PROVIDED PASSAGE: Begin

McFadden had been convicted of first-degree rape and grand larceny in 2003 and was sentenced to 20 years in prison. He was cited seven times for various infractions while in prison, including having tobacco and engaging in sexual conduct with another inmate. In 2013 and 2016, he was cited for possessing a cellphone, and in 2017, charges of child pornography and soliciting sexual conduct/communication with a minor were brought against him. A trial was rescheduled multiple times. He was considered a “level 4” inmate, reserved for those who meet their program requirements, and maintained good personal hygiene and a satisfactory relationship with staff and others.

Despite his history of misconduct, McFadden was eligible for release in October 2020 under a state law that allows violent felons to be set free after serving at least 85% of their sentence. He was released but was arrested the following month on new charges and jailed for five days before being let go on a $25,000 bond. A spokesperson for the Department of Corrections said he had not yet been convicted, and so he fit the criteria to be released.

PROVIDED PASSAGE: End

BRIEF 1 >>
According to the passage about McFadden, how long a prison sentence did he receive in 2003?
BRIEF 2 >>
Write the next part of the passage about McFadden, beginning after its final sentence.
The entries that come after this passage have no connection to it.

INFORMATION SUPPLIED: Begin

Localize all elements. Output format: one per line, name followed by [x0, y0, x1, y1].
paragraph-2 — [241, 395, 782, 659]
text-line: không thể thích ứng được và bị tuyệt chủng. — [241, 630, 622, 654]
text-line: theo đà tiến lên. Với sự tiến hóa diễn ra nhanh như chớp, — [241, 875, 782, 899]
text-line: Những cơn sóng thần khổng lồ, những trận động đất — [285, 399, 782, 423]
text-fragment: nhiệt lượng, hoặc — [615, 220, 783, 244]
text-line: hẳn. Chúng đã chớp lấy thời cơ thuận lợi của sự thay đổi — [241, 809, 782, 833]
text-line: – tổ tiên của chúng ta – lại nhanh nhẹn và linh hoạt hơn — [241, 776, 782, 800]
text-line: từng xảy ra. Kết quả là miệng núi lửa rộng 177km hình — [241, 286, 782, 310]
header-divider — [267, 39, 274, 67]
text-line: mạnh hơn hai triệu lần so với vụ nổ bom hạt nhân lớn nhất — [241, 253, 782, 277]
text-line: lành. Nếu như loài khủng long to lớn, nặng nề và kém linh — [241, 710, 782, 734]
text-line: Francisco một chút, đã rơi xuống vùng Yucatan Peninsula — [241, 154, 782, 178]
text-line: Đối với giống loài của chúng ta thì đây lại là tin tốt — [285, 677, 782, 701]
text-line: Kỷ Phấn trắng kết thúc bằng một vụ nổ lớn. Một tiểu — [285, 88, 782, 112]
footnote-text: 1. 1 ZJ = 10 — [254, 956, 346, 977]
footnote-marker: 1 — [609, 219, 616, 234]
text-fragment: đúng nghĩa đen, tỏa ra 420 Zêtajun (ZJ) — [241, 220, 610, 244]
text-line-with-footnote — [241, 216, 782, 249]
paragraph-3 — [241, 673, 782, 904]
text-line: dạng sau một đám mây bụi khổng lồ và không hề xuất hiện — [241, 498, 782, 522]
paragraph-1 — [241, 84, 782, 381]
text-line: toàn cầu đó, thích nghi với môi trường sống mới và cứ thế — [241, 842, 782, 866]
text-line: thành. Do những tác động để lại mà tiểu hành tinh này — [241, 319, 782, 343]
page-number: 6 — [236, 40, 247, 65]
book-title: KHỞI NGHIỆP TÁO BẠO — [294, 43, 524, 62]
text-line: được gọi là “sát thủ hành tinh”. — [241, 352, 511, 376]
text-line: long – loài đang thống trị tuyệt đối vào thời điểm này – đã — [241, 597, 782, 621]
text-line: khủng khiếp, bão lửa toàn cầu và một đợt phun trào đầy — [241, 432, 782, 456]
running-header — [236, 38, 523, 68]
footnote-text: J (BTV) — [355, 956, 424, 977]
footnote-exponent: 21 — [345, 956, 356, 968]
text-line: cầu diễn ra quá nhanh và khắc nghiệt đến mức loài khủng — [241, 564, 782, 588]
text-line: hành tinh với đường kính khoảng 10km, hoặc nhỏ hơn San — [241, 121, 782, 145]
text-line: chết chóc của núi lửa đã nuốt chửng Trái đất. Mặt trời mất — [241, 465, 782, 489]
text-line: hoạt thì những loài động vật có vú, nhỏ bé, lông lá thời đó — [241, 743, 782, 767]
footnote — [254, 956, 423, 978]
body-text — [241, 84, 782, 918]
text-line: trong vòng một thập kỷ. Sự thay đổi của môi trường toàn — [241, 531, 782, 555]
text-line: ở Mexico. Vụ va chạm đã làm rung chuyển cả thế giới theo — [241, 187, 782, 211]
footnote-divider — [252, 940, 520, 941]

INFORMATION SUPPLIED: End

WRITTEN ANSWER 1 >>
20 years

WRITTEN ANSWER 2 >>
When McFadden was released, he had completed his sentence and was not on probation. However, he was still required to register as a sex offender for life and was checking in with the local sheriff’s office every 90 days, as required. McFadden had married Holly, his wife, who had three children, Rylee Allen, Michael Mayo, and Tiffany Guess, who were among the victims. Two of the victims, Ivy and Brittany Brewer, were friends with Tiffany and routinely slept over at the rental property where the McFaddens lived just outside the small town of Henryetta.

All of the victims, as well as McFadden, were shot in the head with a 9 mm pistol, and the police made the grim discovery on the day McFadden was scheduled to appear in a Muskogee County court for the start of a jury trial. As a result, families of the victims and state lawmakers are asking why McFadden was released and whether the deaths could have been prevented. Oklahoma lawmakers are proposing a bill to prevent the release of inmates accused of committing certain sex crimes while incarcerated. The tragedy has shocked the community and raised many questions about the legal system and the rights of victims.